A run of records
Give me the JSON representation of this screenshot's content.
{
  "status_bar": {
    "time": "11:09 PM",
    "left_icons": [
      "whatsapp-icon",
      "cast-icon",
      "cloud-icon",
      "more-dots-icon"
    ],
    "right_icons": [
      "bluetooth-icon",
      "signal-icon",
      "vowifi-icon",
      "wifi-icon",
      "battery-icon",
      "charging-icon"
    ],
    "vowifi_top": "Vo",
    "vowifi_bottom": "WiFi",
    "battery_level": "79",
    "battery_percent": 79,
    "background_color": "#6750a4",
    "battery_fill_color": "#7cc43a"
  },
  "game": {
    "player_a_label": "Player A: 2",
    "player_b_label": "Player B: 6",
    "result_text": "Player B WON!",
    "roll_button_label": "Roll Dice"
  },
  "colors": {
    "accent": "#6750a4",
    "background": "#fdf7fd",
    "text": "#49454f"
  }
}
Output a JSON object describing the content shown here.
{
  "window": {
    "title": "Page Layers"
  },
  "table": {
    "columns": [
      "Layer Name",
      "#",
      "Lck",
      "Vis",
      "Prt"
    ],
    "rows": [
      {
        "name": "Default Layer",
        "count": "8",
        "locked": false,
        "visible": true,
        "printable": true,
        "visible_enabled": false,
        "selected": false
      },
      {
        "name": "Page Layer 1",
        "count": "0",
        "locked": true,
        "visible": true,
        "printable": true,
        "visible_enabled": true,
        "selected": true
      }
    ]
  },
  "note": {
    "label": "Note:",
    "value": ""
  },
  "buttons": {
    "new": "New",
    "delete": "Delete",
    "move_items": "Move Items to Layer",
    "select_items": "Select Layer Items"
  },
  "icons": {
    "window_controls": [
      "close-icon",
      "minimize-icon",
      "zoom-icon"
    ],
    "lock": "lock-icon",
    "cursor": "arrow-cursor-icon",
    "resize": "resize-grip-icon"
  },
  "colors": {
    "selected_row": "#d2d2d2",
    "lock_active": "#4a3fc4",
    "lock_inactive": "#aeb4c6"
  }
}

What the task requires:
Copy down the whole of the data above, matching it exactly.

Response to the exercise:
Give me the JSON representation of this screenshot's content.
{
  "status_bar": {
    "time": "11:09 PM",
    "left_icons": [
      "whatsapp-icon",
      "cast-icon",
      "cloud-icon",
      "more-dots-icon"
    ],
    "right_icons": [
      "bluetooth-icon",
      "signal-icon",
      "vowifi-icon",
      "wifi-icon",
      "battery-icon",
      "charging-icon"
    ],
    "vowifi_top": "Vo",
    "vowifi_bottom": "WiFi",
    "battery_level": "79",
    "battery_percent": 79,
    "background_color": "#6750a4",
    "battery_fill_color": "#7cc43a"
  },
  "game": {
    "player_a_label": "Player A: 2",
    "player_b_label": "Player B: 6",
    "result_text": "Player B WON!",
    "roll_button_label": "Roll Dice"
  },
  "colors": {
    "accent": "#6750a4",
    "background": "#fdf7fd",
    "text": "#49454f"
  }
}
Output a JSON object describing the content shown here.
{
  "window": {
    "title": "Page Layers"
  },
  "table": {
    "columns": [
      "Layer Name",
      "#",
      "Lck",
      "Vis",
      "Prt"
    ],
    "rows": [
      {
        "name": "Default Layer",
        "count": "8",
        "locked": false,
        "visible": true,
        "printable": true,
        "visible_enabled": false,
        "selected": false
      },
      {
        "name": "Page Layer 1",
        "count": "0",
        "locked": true,
        "visible": true,
        "printable": true,
        "visible_enabled": true,
        "selected": true
      }
    ]
  },
  "note": {
    "label": "Note:",
    "value": ""
  },
  "buttons": {
    "new": "New",
    "delete": "Delete",
    "move_items": "Move Items to Layer",
    "select_items": "Select Layer Items"
  },
  "icons": {
    "window_controls": [
      "close-icon",
      "minimize-icon",
      "zoom-icon"
    ],
    "lock": "lock-icon",
    "cursor": "arrow-cursor-icon",
    "resize": "resize-grip-icon"
  },
  "colors": {
    "selected_row": "#d2d2d2",
    "lock_active": "#4a3fc4",
    "lock_inactive": "#aeb4c6"
  }
}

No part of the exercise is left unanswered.